### Records for this task
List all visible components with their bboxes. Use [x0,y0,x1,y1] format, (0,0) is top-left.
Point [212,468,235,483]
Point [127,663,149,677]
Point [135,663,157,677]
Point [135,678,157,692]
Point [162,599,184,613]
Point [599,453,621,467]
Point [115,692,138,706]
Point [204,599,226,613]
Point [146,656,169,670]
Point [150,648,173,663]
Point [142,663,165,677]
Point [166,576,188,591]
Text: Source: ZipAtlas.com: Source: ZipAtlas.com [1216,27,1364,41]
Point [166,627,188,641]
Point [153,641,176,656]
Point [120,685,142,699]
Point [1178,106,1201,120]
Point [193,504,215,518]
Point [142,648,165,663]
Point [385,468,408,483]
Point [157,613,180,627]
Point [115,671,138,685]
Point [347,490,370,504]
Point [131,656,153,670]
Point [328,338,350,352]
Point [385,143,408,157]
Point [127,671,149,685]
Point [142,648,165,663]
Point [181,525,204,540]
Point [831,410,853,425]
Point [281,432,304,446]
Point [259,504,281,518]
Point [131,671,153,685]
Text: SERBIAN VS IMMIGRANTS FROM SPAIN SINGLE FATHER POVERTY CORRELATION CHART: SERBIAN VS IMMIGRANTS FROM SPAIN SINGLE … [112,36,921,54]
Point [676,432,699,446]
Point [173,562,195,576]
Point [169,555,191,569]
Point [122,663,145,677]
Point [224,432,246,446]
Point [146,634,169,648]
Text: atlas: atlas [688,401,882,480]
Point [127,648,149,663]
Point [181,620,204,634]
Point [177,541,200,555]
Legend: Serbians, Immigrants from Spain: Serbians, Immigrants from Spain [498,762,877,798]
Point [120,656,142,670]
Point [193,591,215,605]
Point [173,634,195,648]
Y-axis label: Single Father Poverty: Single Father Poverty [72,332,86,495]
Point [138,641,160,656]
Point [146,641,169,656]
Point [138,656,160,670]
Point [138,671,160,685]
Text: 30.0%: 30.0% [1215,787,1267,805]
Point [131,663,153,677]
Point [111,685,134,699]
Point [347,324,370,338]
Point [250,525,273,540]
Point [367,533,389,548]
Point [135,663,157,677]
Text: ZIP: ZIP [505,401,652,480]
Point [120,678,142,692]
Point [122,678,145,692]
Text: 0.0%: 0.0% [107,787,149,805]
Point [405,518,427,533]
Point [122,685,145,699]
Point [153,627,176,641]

### Short task
Set down every line of the listing above word for word, with nothing changed or left out.

### Result
List all visible components with their bboxes. Use [x0,y0,x1,y1] format, (0,0) is top-left.
Point [212,468,235,483]
Point [127,663,149,677]
Point [135,663,157,677]
Point [135,678,157,692]
Point [162,599,184,613]
Point [599,453,621,467]
Point [115,692,138,706]
Point [204,599,226,613]
Point [146,656,169,670]
Point [150,648,173,663]
Point [142,663,165,677]
Point [166,576,188,591]
Text: Source: ZipAtlas.com: Source: ZipAtlas.com [1216,27,1364,41]
Point [166,627,188,641]
Point [153,641,176,656]
Point [120,685,142,699]
Point [1178,106,1201,120]
Point [193,504,215,518]
Point [142,648,165,663]
Point [385,468,408,483]
Point [157,613,180,627]
Point [115,671,138,685]
Point [347,490,370,504]
Point [131,656,153,670]
Point [328,338,350,352]
Point [385,143,408,157]
Point [127,671,149,685]
Point [142,648,165,663]
Point [181,525,204,540]
Point [831,410,853,425]
Point [281,432,304,446]
Point [259,504,281,518]
Point [131,671,153,685]
Text: SERBIAN VS IMMIGRANTS FROM SPAIN SINGLE FATHER POVERTY CORRELATION CHART: SERBIAN VS IMMIGRANTS FROM SPAIN SINGLE … [112,36,921,54]
Point [676,432,699,446]
Point [173,562,195,576]
Point [169,555,191,569]
Point [122,663,145,677]
Point [224,432,246,446]
Point [146,634,169,648]
Text: atlas: atlas [688,401,882,480]
Point [127,648,149,663]
Point [181,620,204,634]
Point [177,541,200,555]
Legend: Serbians, Immigrants from Spain: Serbians, Immigrants from Spain [498,762,877,798]
Point [120,656,142,670]
Point [193,591,215,605]
Point [173,634,195,648]
Y-axis label: Single Father Poverty: Single Father Poverty [72,332,86,495]
Point [138,641,160,656]
Point [146,641,169,656]
Point [138,656,160,670]
Point [138,671,160,685]
Text: 30.0%: 30.0% [1215,787,1267,805]
Point [131,663,153,677]
Point [111,685,134,699]
Point [347,324,370,338]
Point [250,525,273,540]
Point [367,533,389,548]
Point [135,663,157,677]
Text: ZIP: ZIP [505,401,652,480]
Point [120,678,142,692]
Point [122,678,145,692]
Text: 0.0%: 0.0% [107,787,149,805]
Point [405,518,427,533]
Point [122,685,145,699]
Point [153,627,176,641]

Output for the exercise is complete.